**Required task**
Write out the material exactly, with the pictures left out.

**The data**

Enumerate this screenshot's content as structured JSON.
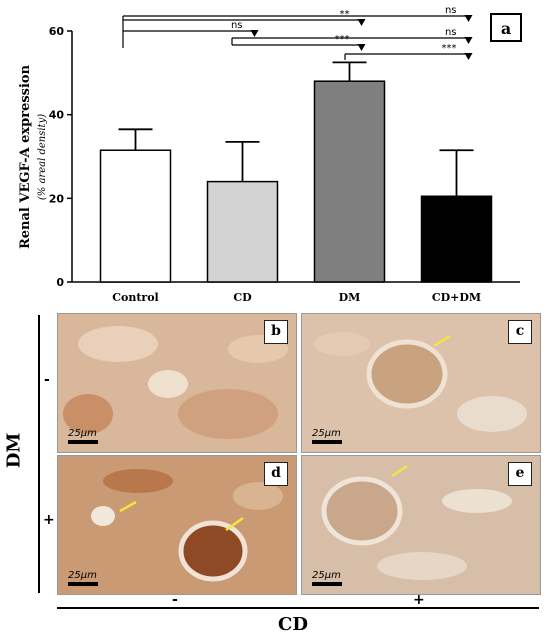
{
  "chart_data": {
    "type": "bar",
    "panel_label": "a",
    "ylabel": "Renal VEGF-A expression",
    "ylabel_sub": "(% areal density)",
    "ylim": [
      0,
      60
    ],
    "yticks": [
      0,
      20,
      40,
      60
    ],
    "categories": [
      "Control",
      "CD",
      "DM",
      "CD+DM"
    ],
    "values": [
      31.5,
      24,
      48,
      20.5
    ],
    "errors": [
      5,
      9.5,
      4.5,
      11
    ],
    "bar_colors": [
      "#ffffff",
      "#d3d3d3",
      "#7f7f7f",
      "#000000"
    ],
    "significance": [
      {
        "from": 0,
        "to": 3,
        "label": "ns"
      },
      {
        "from": 0,
        "to": 2,
        "label": "**"
      },
      {
        "from": 0,
        "to": 1,
        "label": "ns"
      },
      {
        "from": 1,
        "to": 3,
        "label": "ns"
      },
      {
        "from": 1,
        "to": 2,
        "label": "***"
      },
      {
        "from": 2,
        "to": 3,
        "label": "***"
      }
    ]
  },
  "micrographs": [
    {
      "label": "b",
      "scale": "25µm",
      "arrows": 0
    },
    {
      "label": "c",
      "scale": "25µm",
      "arrows": 1
    },
    {
      "label": "d",
      "scale": "25µm",
      "arrows": 2
    },
    {
      "label": "e",
      "scale": "25µm",
      "arrows": 1
    }
  ],
  "axes": {
    "dm_label": "DM",
    "dm_minus": "-",
    "dm_plus": "+",
    "cd_label": "CD",
    "cd_minus": "-",
    "cd_plus": "+"
  }
}
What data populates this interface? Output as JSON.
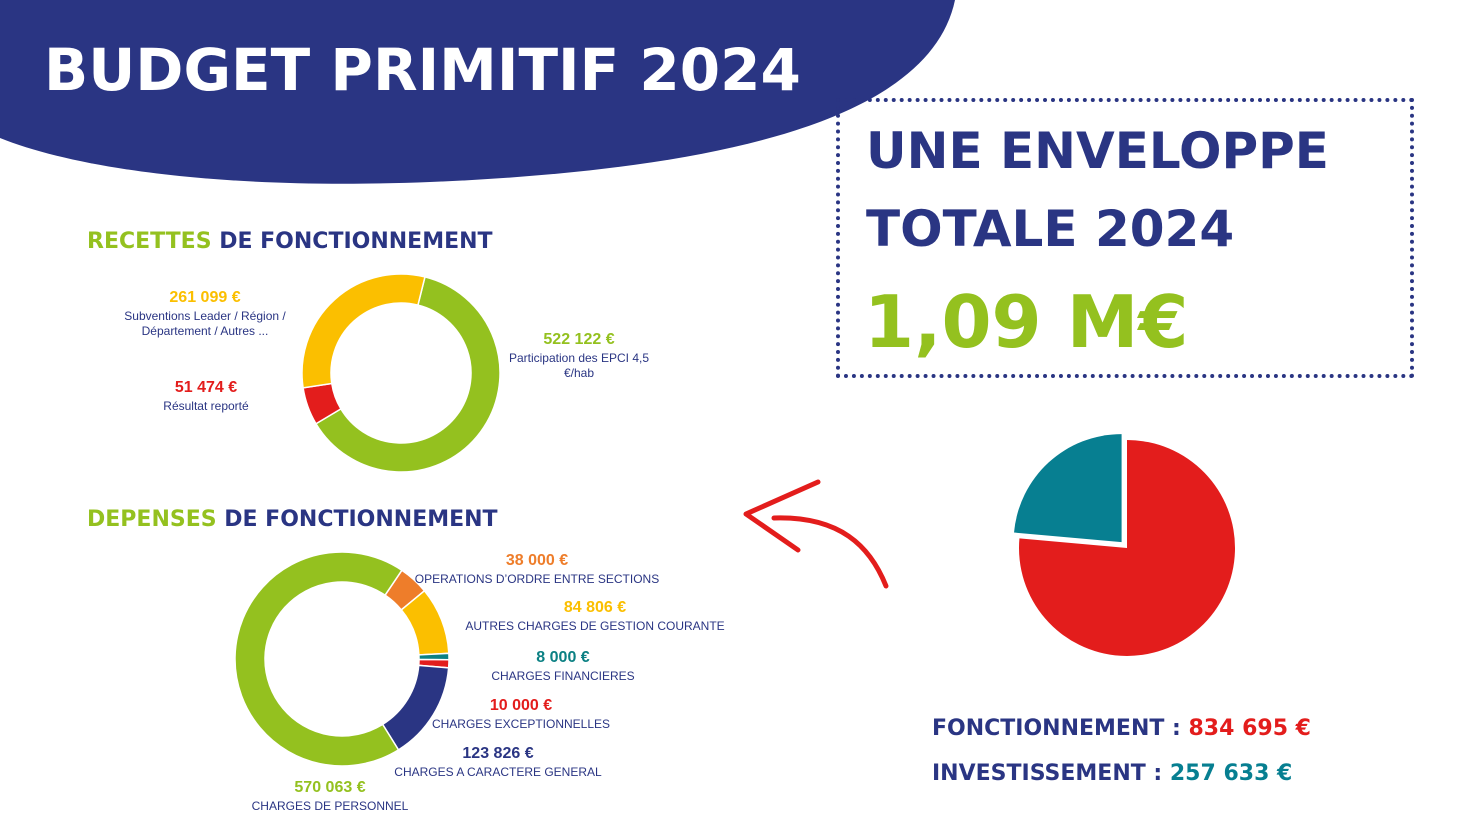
{
  "title": "BUDGET PRIMITIF 2024",
  "colors": {
    "navy": "#2a3583",
    "green": "#94c11f",
    "yellow": "#fbbf00",
    "red": "#e31d1c",
    "orange": "#ee7d2a",
    "teal": "#0b8083",
    "petrol": "#077f91"
  },
  "recettes_title": {
    "part1": "RECETTES",
    "part2": " DE FONCTIONNEMENT"
  },
  "depenses_title": {
    "part1": "DEPENSES",
    "part2": " DE FONCTIONNEMENT"
  },
  "envelope": {
    "line1": "UNE ENVELOPPE",
    "line2": "TOTALE 2024",
    "amount": "1,09 M€"
  },
  "summary": {
    "fonctionnement_label": "FONCTIONNEMENT : ",
    "fonctionnement_value": "834 695 €",
    "investissement_label": "INVESTISSEMENT : ",
    "investissement_value": "257 633 €"
  },
  "chart_data": [
    {
      "type": "pie",
      "title": "RECETTES DE FONCTIONNEMENT",
      "donut": true,
      "slices": [
        {
          "label": "Participation des EPCI 4,5 €/hab",
          "value": 522122,
          "display": "522 122 €",
          "color": "#94c11f"
        },
        {
          "label": "Résultat reporté",
          "value": 51474,
          "display": "51 474 €",
          "color": "#e31d1c"
        },
        {
          "label": "Subventions Leader / Région / Département / Autres ...",
          "value": 261099,
          "display": "261 099 €",
          "color": "#fbbf00"
        }
      ]
    },
    {
      "type": "pie",
      "title": "DEPENSES DE FONCTIONNEMENT",
      "donut": true,
      "slices": [
        {
          "label": "OPERATIONS D’ORDRE ENTRE SECTIONS",
          "value": 38000,
          "display": "38 000 €",
          "color": "#ee7d2a"
        },
        {
          "label": "AUTRES CHARGES DE GESTION COURANTE",
          "value": 84806,
          "display": "84 806 €",
          "color": "#fbbf00"
        },
        {
          "label": "CHARGES FINANCIERES",
          "value": 8000,
          "display": "8 000 €",
          "color": "#0b8083"
        },
        {
          "label": "CHARGES EXCEPTIONNELLES",
          "value": 10000,
          "display": "10 000 €",
          "color": "#e31d1c"
        },
        {
          "label": "CHARGES A CARACTERE GENERAL",
          "value": 123826,
          "display": "123 826 €",
          "color": "#2a3583"
        },
        {
          "label": "CHARGES DE PERSONNEL",
          "value": 570063,
          "display": "570 063 €",
          "color": "#94c11f"
        }
      ]
    },
    {
      "type": "pie",
      "title": "",
      "donut": false,
      "slices": [
        {
          "label": "FONCTIONNEMENT",
          "value": 834695,
          "display": "834 695 €",
          "color": "#e31d1c"
        },
        {
          "label": "INVESTISSEMENT",
          "value": 257633,
          "display": "257 633 €",
          "color": "#077f91"
        }
      ]
    }
  ]
}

**Completed task**
Enumerate this screenshot's content as structured JSON.
{
  "chart_data": {
    "type": "bar",
    "panel_label": "a",
    "ylabel": "Renal VEGF-A expression",
    "ylabel_sub": "(% areal density)",
    "ylim": [
      0,
      60
    ],
    "yticks": [
      0,
      20,
      40,
      60
    ],
    "categories": [
      "Control",
      "CD",
      "DM",
      "CD+DM"
    ],
    "values": [
      31.5,
      24,
      48,
      20.5
    ],
    "errors": [
      5,
      9.5,
      4.5,
      11
    ],
    "bar_colors": [
      "#ffffff",
      "#d3d3d3",
      "#7f7f7f",
      "#000000"
    ],
    "significance": [
      {
        "from": 0,
        "to": 3,
        "label": "ns"
      },
      {
        "from": 0,
        "to": 2,
        "label": "**"
      },
      {
        "from": 0,
        "to": 1,
        "label": "ns"
      },
      {
        "from": 1,
        "to": 3,
        "label": "ns"
      },
      {
        "from": 1,
        "to": 2,
        "label": "***"
      },
      {
        "from": 2,
        "to": 3,
        "label": "***"
      }
    ]
  },
  "micrographs": [
    {
      "label": "b",
      "scale": "25µm",
      "arrows": 0
    },
    {
      "label": "c",
      "scale": "25µm",
      "arrows": 1
    },
    {
      "label": "d",
      "scale": "25µm",
      "arrows": 2
    },
    {
      "label": "e",
      "scale": "25µm",
      "arrows": 1
    }
  ],
  "axes": {
    "dm_label": "DM",
    "dm_minus": "-",
    "dm_plus": "+",
    "cd_label": "CD",
    "cd_minus": "-",
    "cd_plus": "+"
  }
}
What data populates this interface? Output as JSON.
{
  "title": "BUDGET PRIMITIF 2024",
  "colors": {
    "navy": "#2a3583",
    "green": "#94c11f",
    "yellow": "#fbbf00",
    "red": "#e31d1c",
    "orange": "#ee7d2a",
    "teal": "#0b8083",
    "petrol": "#077f91"
  },
  "recettes_title": {
    "part1": "RECETTES",
    "part2": " DE FONCTIONNEMENT"
  },
  "depenses_title": {
    "part1": "DEPENSES",
    "part2": " DE FONCTIONNEMENT"
  },
  "envelope": {
    "line1": "UNE ENVELOPPE",
    "line2": "TOTALE 2024",
    "amount": "1,09 M€"
  },
  "summary": {
    "fonctionnement_label": "FONCTIONNEMENT : ",
    "fonctionnement_value": "834 695 €",
    "investissement_label": "INVESTISSEMENT : ",
    "investissement_value": "257 633 €"
  },
  "chart_data": [
    {
      "type": "pie",
      "title": "RECETTES DE FONCTIONNEMENT",
      "donut": true,
      "slices": [
        {
          "label": "Participation des EPCI 4,5 €/hab",
          "value": 522122,
          "display": "522 122 €",
          "color": "#94c11f"
        },
        {
          "label": "Résultat reporté",
          "value": 51474,
          "display": "51 474 €",
          "color": "#e31d1c"
        },
        {
          "label": "Subventions Leader / Région / Département / Autres ...",
          "value": 261099,
          "display": "261 099 €",
          "color": "#fbbf00"
        }
      ]
    },
    {
      "type": "pie",
      "title": "DEPENSES DE FONCTIONNEMENT",
      "donut": true,
      "slices": [
        {
          "label": "OPERATIONS D’ORDRE ENTRE SECTIONS",
          "value": 38000,
          "display": "38 000 €",
          "color": "#ee7d2a"
        },
        {
          "label": "AUTRES CHARGES DE GESTION COURANTE",
          "value": 84806,
          "display": "84 806 €",
          "color": "#fbbf00"
        },
        {
          "label": "CHARGES FINANCIERES",
          "value": 8000,
          "display": "8 000 €",
          "color": "#0b8083"
        },
        {
          "label": "CHARGES EXCEPTIONNELLES",
          "value": 10000,
          "display": "10 000 €",
          "color": "#e31d1c"
        },
        {
          "label": "CHARGES A CARACTERE GENERAL",
          "value": 123826,
          "display": "123 826 €",
          "color": "#2a3583"
        },
        {
          "label": "CHARGES DE PERSONNEL",
          "value": 570063,
          "display": "570 063 €",
          "color": "#94c11f"
        }
      ]
    },
    {
      "type": "pie",
      "title": "",
      "donut": false,
      "slices": [
        {
          "label": "FONCTIONNEMENT",
          "value": 834695,
          "display": "834 695 €",
          "color": "#e31d1c"
        },
        {
          "label": "INVESTISSEMENT",
          "value": 257633,
          "display": "257 633 €",
          "color": "#077f91"
        }
      ]
    }
  ]
}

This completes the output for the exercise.